Short exercise: Pictures stay out of the copy; restate everything else in the material exactly.

>> Start

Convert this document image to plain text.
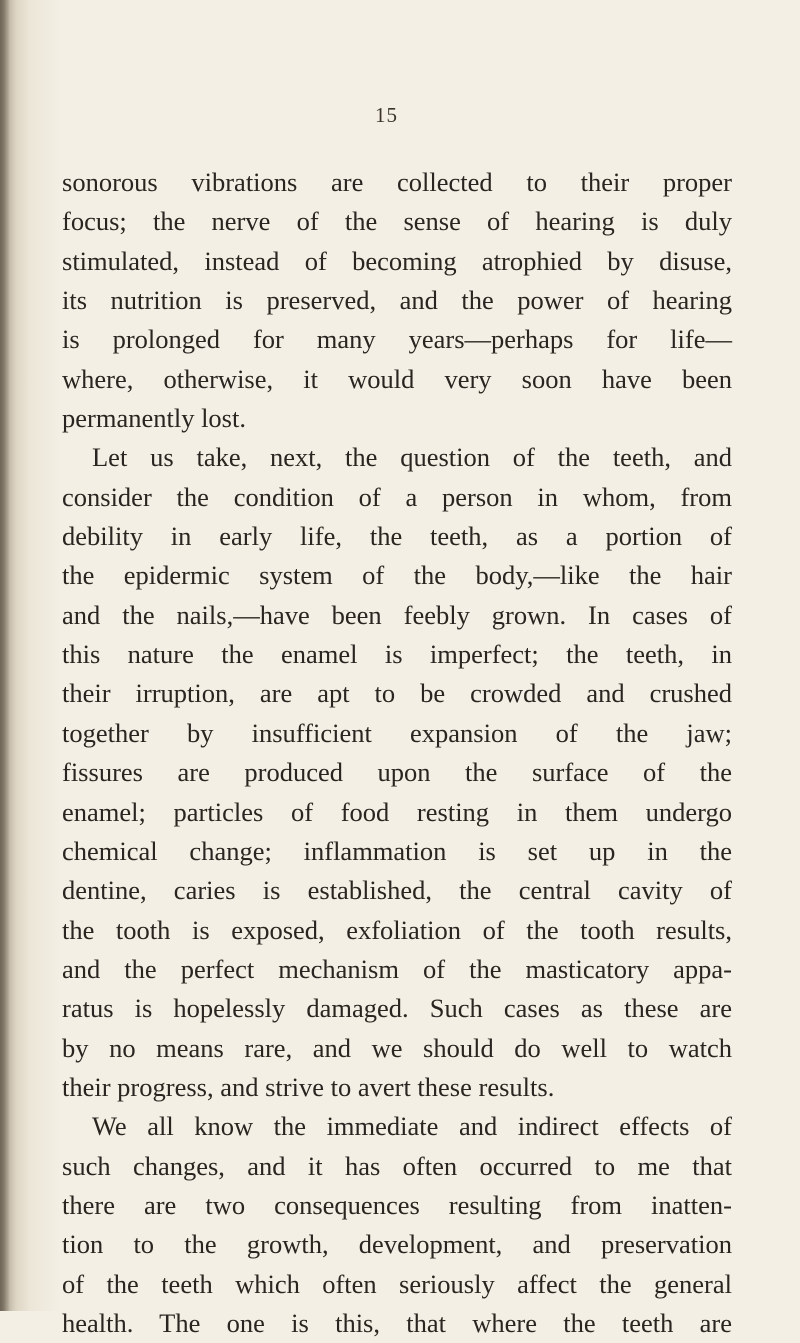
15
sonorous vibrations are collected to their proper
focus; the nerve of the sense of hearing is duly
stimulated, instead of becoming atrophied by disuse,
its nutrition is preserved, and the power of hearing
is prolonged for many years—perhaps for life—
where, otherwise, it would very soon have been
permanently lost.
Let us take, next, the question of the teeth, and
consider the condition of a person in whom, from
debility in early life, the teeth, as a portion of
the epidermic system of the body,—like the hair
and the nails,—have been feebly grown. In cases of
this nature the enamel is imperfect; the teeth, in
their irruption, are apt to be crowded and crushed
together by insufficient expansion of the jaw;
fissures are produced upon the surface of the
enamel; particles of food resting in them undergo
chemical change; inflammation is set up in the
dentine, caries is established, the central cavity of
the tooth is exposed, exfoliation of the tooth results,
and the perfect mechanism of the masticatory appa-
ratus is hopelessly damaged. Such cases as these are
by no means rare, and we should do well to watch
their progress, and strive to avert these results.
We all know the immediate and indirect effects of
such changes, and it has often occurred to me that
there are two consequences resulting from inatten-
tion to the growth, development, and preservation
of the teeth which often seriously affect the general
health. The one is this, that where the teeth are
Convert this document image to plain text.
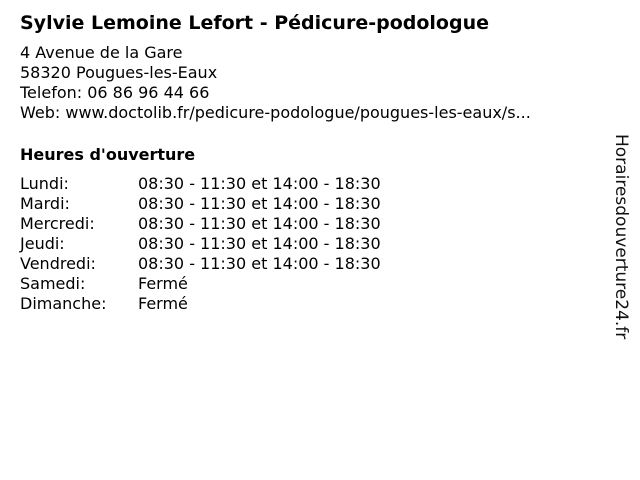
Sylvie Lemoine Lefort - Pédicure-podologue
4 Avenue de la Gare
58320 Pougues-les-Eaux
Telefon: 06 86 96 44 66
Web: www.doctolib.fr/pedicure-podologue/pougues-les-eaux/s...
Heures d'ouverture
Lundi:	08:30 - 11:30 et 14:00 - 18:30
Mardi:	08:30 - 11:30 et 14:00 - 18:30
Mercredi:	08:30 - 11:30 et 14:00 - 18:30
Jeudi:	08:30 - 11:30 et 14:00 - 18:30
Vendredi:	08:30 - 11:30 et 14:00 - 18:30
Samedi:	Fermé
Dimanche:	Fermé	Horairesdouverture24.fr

>> End

Response to this exercise:
Convert this document image to plain text.
15
sonorous vibrations are collected to their proper
focus; the nerve of the sense of hearing is duly
stimulated, instead of becoming atrophied by disuse,
its nutrition is preserved, and the power of hearing
is prolonged for many years—perhaps for life—
where, otherwise, it would very soon have been
permanently lost.
Let us take, next, the question of the teeth, and
consider the condition of a person in whom, from
debility in early life, the teeth, as a portion of
the epidermic system of the body,—like the hair
and the nails,—have been feebly grown. In cases of
this nature the enamel is imperfect; the teeth, in
their irruption, are apt to be crowded and crushed
together by insufficient expansion of the jaw;
fissures are produced upon the surface of the
enamel; particles of food resting in them undergo
chemical change; inflammation is set up in the
dentine, caries is established, the central cavity of
the tooth is exposed, exfoliation of the tooth results,
and the perfect mechanism of the masticatory appa-
ratus is hopelessly damaged. Such cases as these are
by no means rare, and we should do well to watch
their progress, and strive to avert these results.
We all know the immediate and indirect effects of
such changes, and it has often occurred to me that
there are two consequences resulting from inatten-
tion to the growth, development, and preservation
of the teeth which often seriously affect the general
health. The one is this, that where the teeth are
Convert this document image to plain text.
Sylvie Lemoine Lefort - Pédicure-podologue
4 Avenue de la Gare
58320 Pougues-les-Eaux
Telefon: 06 86 96 44 66
Web: www.doctolib.fr/pedicure-podologue/pougues-les-eaux/s...
Heures d'ouverture
Lundi:	08:30 - 11:30 et 14:00 - 18:30
Mardi:	08:30 - 11:30 et 14:00 - 18:30
Mercredi:	08:30 - 11:30 et 14:00 - 18:30
Jeudi:	08:30 - 11:30 et 14:00 - 18:30
Vendredi:	08:30 - 11:30 et 14:00 - 18:30
Samedi:	Fermé
Dimanche:	Fermé	Horairesdouverture24.fr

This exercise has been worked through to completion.